### Given records
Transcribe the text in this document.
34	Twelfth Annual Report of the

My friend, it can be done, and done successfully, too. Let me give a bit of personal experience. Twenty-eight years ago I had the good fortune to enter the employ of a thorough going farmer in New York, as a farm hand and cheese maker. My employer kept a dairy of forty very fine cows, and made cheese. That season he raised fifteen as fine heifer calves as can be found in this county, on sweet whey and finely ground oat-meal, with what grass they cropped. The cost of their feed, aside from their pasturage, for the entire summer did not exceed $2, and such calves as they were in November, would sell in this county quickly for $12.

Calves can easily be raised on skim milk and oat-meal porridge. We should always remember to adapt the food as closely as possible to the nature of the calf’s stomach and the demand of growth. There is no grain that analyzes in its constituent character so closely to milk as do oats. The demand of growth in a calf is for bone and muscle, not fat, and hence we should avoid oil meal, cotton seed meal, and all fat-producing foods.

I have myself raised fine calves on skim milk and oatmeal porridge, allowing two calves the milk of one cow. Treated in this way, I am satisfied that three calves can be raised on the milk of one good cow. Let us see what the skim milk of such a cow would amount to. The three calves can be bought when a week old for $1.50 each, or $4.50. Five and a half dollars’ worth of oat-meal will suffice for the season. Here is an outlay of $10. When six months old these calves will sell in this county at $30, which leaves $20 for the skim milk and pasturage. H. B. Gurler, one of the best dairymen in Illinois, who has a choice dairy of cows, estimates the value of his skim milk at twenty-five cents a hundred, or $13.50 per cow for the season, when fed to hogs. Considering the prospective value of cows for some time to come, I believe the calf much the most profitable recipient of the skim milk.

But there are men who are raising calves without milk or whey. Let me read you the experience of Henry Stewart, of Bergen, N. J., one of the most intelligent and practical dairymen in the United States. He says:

### Directions for this task
Print the material verbatim, all of it.

### Task output
Transcribe the text in this document.
34	Twelfth Annual Report of the

My friend, it can be done, and done successfully, too. Let me give a bit of personal experience. Twenty-eight years ago I had the good fortune to enter the employ of a thorough going farmer in New York, as a farm hand and cheese maker. My employer kept a dairy of forty very fine cows, and made cheese. That season he raised fifteen as fine heifer calves as can be found in this county, on sweet whey and finely ground oat-meal, with what grass they cropped. The cost of their feed, aside from their pasturage, for the entire summer did not exceed $2, and such calves as they were in November, would sell in this county quickly for $12.

Calves can easily be raised on skim milk and oat-meal porridge. We should always remember to adapt the food as closely as possible to the nature of the calf’s stomach and the demand of growth. There is no grain that analyzes in its constituent character so closely to milk as do oats. The demand of growth in a calf is for bone and muscle, not fat, and hence we should avoid oil meal, cotton seed meal, and all fat-producing foods.

I have myself raised fine calves on skim milk and oatmeal porridge, allowing two calves the milk of one cow. Treated in this way, I am satisfied that three calves can be raised on the milk of one good cow. Let us see what the skim milk of such a cow would amount to. The three calves can be bought when a week old for $1.50 each, or $4.50. Five and a half dollars’ worth of oat-meal will suffice for the season. Here is an outlay of $10. When six months old these calves will sell in this county at $30, which leaves $20 for the skim milk and pasturage. H. B. Gurler, one of the best dairymen in Illinois, who has a choice dairy of cows, estimates the value of his skim milk at twenty-five cents a hundred, or $13.50 per cow for the season, when fed to hogs. Considering the prospective value of cows for some time to come, I believe the calf much the most profitable recipient of the skim milk.

But there are men who are raising calves without milk or whey. Let me read you the experience of Henry Stewart, of Bergen, N. J., one of the most intelligent and practical dairymen in the United States. He says:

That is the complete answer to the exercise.